Exercise requirements
Make an exact copy of the listing below.

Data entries
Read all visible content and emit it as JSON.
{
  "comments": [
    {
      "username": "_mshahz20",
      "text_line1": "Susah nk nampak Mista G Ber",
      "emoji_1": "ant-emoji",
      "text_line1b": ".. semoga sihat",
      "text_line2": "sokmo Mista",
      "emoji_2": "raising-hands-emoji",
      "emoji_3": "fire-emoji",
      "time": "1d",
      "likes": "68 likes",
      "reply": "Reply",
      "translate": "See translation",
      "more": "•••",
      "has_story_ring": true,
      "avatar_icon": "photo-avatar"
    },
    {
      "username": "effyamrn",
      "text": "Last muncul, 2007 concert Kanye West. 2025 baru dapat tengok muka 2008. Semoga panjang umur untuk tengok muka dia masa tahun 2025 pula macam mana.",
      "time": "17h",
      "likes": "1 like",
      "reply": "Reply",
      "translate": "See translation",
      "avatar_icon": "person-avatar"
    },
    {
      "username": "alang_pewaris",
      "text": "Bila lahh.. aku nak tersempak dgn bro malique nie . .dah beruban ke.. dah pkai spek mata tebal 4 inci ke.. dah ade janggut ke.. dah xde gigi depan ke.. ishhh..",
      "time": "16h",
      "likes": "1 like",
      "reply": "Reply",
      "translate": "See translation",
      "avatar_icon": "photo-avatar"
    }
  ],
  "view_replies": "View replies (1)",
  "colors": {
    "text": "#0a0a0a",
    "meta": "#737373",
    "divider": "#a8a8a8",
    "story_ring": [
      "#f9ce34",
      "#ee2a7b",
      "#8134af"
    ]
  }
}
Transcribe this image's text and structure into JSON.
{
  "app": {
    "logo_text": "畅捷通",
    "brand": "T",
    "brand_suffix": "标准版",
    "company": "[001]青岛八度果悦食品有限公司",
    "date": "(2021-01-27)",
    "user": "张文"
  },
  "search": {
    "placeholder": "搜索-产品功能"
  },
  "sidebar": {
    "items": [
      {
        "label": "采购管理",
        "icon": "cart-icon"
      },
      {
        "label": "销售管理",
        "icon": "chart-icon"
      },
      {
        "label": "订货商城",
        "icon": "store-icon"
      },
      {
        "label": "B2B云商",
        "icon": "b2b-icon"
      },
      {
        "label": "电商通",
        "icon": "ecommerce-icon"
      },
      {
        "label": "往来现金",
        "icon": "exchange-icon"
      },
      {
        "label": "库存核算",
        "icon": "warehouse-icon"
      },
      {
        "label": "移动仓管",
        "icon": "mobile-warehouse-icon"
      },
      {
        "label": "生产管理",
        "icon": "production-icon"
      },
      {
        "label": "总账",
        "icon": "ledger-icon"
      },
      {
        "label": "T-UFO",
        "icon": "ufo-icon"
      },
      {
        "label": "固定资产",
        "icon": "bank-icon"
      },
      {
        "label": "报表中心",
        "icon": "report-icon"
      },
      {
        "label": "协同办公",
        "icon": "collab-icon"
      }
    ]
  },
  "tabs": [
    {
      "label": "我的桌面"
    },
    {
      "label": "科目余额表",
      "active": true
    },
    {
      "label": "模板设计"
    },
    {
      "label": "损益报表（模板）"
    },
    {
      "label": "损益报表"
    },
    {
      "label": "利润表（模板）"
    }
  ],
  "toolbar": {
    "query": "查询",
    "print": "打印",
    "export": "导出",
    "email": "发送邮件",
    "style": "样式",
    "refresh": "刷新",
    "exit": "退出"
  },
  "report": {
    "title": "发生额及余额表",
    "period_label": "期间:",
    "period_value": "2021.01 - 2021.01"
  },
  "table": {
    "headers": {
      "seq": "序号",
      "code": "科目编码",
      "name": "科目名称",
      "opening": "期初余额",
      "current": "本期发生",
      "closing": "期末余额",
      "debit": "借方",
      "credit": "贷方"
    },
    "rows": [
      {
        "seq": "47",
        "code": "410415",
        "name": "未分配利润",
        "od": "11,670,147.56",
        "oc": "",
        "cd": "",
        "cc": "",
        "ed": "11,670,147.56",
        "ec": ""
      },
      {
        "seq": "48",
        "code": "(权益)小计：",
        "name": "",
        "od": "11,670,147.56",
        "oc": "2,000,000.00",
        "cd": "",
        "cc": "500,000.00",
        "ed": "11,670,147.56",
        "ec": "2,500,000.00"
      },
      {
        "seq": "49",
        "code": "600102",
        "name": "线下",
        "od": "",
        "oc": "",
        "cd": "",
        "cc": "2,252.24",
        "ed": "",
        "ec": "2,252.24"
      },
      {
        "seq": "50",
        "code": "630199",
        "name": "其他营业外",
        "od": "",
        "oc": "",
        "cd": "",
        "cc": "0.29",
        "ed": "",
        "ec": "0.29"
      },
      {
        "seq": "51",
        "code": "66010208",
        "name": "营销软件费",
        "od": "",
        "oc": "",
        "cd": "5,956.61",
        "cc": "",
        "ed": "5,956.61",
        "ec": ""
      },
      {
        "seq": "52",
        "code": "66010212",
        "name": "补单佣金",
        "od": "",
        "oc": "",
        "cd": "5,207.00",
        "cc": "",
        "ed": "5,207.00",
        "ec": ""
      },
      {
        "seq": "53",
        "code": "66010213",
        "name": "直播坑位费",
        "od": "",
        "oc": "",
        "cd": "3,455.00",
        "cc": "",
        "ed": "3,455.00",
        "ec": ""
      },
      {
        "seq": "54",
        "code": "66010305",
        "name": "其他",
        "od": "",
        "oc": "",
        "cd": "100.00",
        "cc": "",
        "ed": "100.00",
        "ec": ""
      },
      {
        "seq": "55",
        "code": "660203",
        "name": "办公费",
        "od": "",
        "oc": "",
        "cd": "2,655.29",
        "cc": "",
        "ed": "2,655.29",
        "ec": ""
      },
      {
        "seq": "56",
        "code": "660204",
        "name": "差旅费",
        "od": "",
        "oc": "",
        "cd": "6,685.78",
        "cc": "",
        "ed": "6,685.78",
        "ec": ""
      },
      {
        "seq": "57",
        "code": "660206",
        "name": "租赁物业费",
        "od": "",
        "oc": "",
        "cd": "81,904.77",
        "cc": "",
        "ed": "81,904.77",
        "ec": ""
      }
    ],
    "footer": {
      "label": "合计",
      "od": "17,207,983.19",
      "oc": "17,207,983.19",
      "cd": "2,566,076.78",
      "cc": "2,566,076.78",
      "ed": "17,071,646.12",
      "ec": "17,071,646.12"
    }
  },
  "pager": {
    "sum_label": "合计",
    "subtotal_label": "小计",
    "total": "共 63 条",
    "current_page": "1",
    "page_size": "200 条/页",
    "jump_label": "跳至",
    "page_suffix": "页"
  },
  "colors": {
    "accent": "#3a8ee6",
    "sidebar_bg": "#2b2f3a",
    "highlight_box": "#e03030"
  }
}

Task answer
Read all visible content and emit it as JSON.
{
  "comments": [
    {
      "username": "_mshahz20",
      "text_line1": "Susah nk nampak Mista G Ber",
      "emoji_1": "ant-emoji",
      "text_line1b": ".. semoga sihat",
      "text_line2": "sokmo Mista",
      "emoji_2": "raising-hands-emoji",
      "emoji_3": "fire-emoji",
      "time": "1d",
      "likes": "68 likes",
      "reply": "Reply",
      "translate": "See translation",
      "more": "•••",
      "has_story_ring": true,
      "avatar_icon": "photo-avatar"
    },
    {
      "username": "effyamrn",
      "text": "Last muncul, 2007 concert Kanye West. 2025 baru dapat tengok muka 2008. Semoga panjang umur untuk tengok muka dia masa tahun 2025 pula macam mana.",
      "time": "17h",
      "likes": "1 like",
      "reply": "Reply",
      "translate": "See translation",
      "avatar_icon": "person-avatar"
    },
    {
      "username": "alang_pewaris",
      "text": "Bila lahh.. aku nak tersempak dgn bro malique nie . .dah beruban ke.. dah pkai spek mata tebal 4 inci ke.. dah ade janggut ke.. dah xde gigi depan ke.. ishhh..",
      "time": "16h",
      "likes": "1 like",
      "reply": "Reply",
      "translate": "See translation",
      "avatar_icon": "photo-avatar"
    }
  ],
  "view_replies": "View replies (1)",
  "colors": {
    "text": "#0a0a0a",
    "meta": "#737373",
    "divider": "#a8a8a8",
    "story_ring": [
      "#f9ce34",
      "#ee2a7b",
      "#8134af"
    ]
  }
}
Transcribe this image's text and structure into JSON.
{
  "app": {
    "logo_text": "畅捷通",
    "brand": "T",
    "brand_suffix": "标准版",
    "company": "[001]青岛八度果悦食品有限公司",
    "date": "(2021-01-27)",
    "user": "张文"
  },
  "search": {
    "placeholder": "搜索-产品功能"
  },
  "sidebar": {
    "items": [
      {
        "label": "采购管理",
        "icon": "cart-icon"
      },
      {
        "label": "销售管理",
        "icon": "chart-icon"
      },
      {
        "label": "订货商城",
        "icon": "store-icon"
      },
      {
        "label": "B2B云商",
        "icon": "b2b-icon"
      },
      {
        "label": "电商通",
        "icon": "ecommerce-icon"
      },
      {
        "label": "往来现金",
        "icon": "exchange-icon"
      },
      {
        "label": "库存核算",
        "icon": "warehouse-icon"
      },
      {
        "label": "移动仓管",
        "icon": "mobile-warehouse-icon"
      },
      {
        "label": "生产管理",
        "icon": "production-icon"
      },
      {
        "label": "总账",
        "icon": "ledger-icon"
      },
      {
        "label": "T-UFO",
        "icon": "ufo-icon"
      },
      {
        "label": "固定资产",
        "icon": "bank-icon"
      },
      {
        "label": "报表中心",
        "icon": "report-icon"
      },
      {
        "label": "协同办公",
        "icon": "collab-icon"
      }
    ]
  },
  "tabs": [
    {
      "label": "我的桌面"
    },
    {
      "label": "科目余额表",
      "active": true
    },
    {
      "label": "模板设计"
    },
    {
      "label": "损益报表（模板）"
    },
    {
      "label": "损益报表"
    },
    {
      "label": "利润表（模板）"
    }
  ],
  "toolbar": {
    "query": "查询",
    "print": "打印",
    "export": "导出",
    "email": "发送邮件",
    "style": "样式",
    "refresh": "刷新",
    "exit": "退出"
  },
  "report": {
    "title": "发生额及余额表",
    "period_label": "期间:",
    "period_value": "2021.01 - 2021.01"
  },
  "table": {
    "headers": {
      "seq": "序号",
      "code": "科目编码",
      "name": "科目名称",
      "opening": "期初余额",
      "current": "本期发生",
      "closing": "期末余额",
      "debit": "借方",
      "credit": "贷方"
    },
    "rows": [
      {
        "seq": "47",
        "code": "410415",
        "name": "未分配利润",
        "od": "11,670,147.56",
        "oc": "",
        "cd": "",
        "cc": "",
        "ed": "11,670,147.56",
        "ec": ""
      },
      {
        "seq": "48",
        "code": "(权益)小计：",
        "name": "",
        "od": "11,670,147.56",
        "oc": "2,000,000.00",
        "cd": "",
        "cc": "500,000.00",
        "ed": "11,670,147.56",
        "ec": "2,500,000.00"
      },
      {
        "seq": "49",
        "code": "600102",
        "name": "线下",
        "od": "",
        "oc": "",
        "cd": "",
        "cc": "2,252.24",
        "ed": "",
        "ec": "2,252.24"
      },
      {
        "seq": "50",
        "code": "630199",
        "name": "其他营业外",
        "od": "",
        "oc": "",
        "cd": "",
        "cc": "0.29",
        "ed": "",
        "ec": "0.29"
      },
      {
        "seq": "51",
        "code": "66010208",
        "name": "营销软件费",
        "od": "",
        "oc": "",
        "cd": "5,956.61",
        "cc": "",
        "ed": "5,956.61",
        "ec": ""
      },
      {
        "seq": "52",
        "code": "66010212",
        "name": "补单佣金",
        "od": "",
        "oc": "",
        "cd": "5,207.00",
        "cc": "",
        "ed": "5,207.00",
        "ec": ""
      },
      {
        "seq": "53",
        "code": "66010213",
        "name": "直播坑位费",
        "od": "",
        "oc": "",
        "cd": "3,455.00",
        "cc": "",
        "ed": "3,455.00",
        "ec": ""
      },
      {
        "seq": "54",
        "code": "66010305",
        "name": "其他",
        "od": "",
        "oc": "",
        "cd": "100.00",
        "cc": "",
        "ed": "100.00",
        "ec": ""
      },
      {
        "seq": "55",
        "code": "660203",
        "name": "办公费",
        "od": "",
        "oc": "",
        "cd": "2,655.29",
        "cc": "",
        "ed": "2,655.29",
        "ec": ""
      },
      {
        "seq": "56",
        "code": "660204",
        "name": "差旅费",
        "od": "",
        "oc": "",
        "cd": "6,685.78",
        "cc": "",
        "ed": "6,685.78",
        "ec": ""
      },
      {
        "seq": "57",
        "code": "660206",
        "name": "租赁物业费",
        "od": "",
        "oc": "",
        "cd": "81,904.77",
        "cc": "",
        "ed": "81,904.77",
        "ec": ""
      }
    ],
    "footer": {
      "label": "合计",
      "od": "17,207,983.19",
      "oc": "17,207,983.19",
      "cd": "2,566,076.78",
      "cc": "2,566,076.78",
      "ed": "17,071,646.12",
      "ec": "17,071,646.12"
    }
  },
  "pager": {
    "sum_label": "合计",
    "subtotal_label": "小计",
    "total": "共 63 条",
    "current_page": "1",
    "page_size": "200 条/页",
    "jump_label": "跳至",
    "page_suffix": "页"
  },
  "colors": {
    "accent": "#3a8ee6",
    "sidebar_bg": "#2b2f3a",
    "highlight_box": "#e03030"
  }
}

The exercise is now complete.